▶ **What the task requires**:
Go through the records and copy each line where the word "Training" occurs.

(Records about charts and figures)
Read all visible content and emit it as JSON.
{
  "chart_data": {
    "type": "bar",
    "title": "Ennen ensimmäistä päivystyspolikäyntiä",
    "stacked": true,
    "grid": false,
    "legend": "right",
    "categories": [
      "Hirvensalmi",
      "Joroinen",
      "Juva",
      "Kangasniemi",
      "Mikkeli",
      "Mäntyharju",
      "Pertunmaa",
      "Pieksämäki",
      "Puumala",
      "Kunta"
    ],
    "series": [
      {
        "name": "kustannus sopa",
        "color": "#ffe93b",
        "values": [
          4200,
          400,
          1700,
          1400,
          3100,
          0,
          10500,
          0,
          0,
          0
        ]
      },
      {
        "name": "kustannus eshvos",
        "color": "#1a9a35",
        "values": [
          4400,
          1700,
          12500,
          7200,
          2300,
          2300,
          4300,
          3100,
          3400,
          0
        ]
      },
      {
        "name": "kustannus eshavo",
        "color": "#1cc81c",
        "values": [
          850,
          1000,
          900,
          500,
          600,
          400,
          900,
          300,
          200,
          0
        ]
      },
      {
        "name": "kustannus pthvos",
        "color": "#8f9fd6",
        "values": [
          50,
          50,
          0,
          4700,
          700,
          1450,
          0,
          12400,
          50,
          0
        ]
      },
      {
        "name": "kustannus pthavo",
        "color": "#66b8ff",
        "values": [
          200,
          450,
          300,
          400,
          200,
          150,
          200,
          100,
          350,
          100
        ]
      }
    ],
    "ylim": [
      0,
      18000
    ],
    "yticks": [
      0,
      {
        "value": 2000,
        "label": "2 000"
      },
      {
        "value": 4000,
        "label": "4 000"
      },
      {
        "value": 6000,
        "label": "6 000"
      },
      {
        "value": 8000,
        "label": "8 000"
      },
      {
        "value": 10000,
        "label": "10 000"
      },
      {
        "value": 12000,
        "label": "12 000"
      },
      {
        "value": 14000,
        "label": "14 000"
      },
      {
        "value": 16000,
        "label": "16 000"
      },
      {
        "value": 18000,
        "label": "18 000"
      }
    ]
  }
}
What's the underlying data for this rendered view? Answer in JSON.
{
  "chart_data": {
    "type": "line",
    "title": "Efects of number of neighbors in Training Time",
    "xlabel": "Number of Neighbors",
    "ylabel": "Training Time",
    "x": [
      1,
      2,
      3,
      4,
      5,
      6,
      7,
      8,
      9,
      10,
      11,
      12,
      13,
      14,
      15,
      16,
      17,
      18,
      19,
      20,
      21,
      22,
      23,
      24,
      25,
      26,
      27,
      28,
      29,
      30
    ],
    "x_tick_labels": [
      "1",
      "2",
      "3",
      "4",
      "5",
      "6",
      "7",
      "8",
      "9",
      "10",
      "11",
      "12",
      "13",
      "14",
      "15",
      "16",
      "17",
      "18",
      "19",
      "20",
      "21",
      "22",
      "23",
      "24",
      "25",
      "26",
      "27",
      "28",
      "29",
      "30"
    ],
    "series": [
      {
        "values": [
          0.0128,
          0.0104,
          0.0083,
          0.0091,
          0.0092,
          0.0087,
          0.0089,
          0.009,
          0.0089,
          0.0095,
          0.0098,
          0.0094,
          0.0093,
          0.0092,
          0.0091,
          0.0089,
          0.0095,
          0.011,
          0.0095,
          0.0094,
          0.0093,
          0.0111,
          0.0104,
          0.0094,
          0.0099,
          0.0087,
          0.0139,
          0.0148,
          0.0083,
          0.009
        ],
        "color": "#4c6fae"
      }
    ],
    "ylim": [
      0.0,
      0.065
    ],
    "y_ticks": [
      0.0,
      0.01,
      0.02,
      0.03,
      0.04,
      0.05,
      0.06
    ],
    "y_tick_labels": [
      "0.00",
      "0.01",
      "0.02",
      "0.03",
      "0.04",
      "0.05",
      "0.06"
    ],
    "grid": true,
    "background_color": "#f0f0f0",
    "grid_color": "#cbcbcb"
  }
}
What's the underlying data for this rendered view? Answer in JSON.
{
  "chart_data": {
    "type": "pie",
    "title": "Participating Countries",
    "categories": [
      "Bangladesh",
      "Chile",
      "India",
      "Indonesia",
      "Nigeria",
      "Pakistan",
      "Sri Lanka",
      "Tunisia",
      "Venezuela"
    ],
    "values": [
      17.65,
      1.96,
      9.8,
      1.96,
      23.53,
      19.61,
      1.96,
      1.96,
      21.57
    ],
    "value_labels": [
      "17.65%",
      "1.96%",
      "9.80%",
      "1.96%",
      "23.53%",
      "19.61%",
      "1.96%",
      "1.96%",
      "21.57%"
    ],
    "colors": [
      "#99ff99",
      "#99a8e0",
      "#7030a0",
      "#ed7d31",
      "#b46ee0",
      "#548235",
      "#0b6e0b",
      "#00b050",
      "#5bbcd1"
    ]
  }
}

▶ **Completed exercise**:
    "title": "Efects of number of neighbors in Training Time",
    "ylabel": "Training Time",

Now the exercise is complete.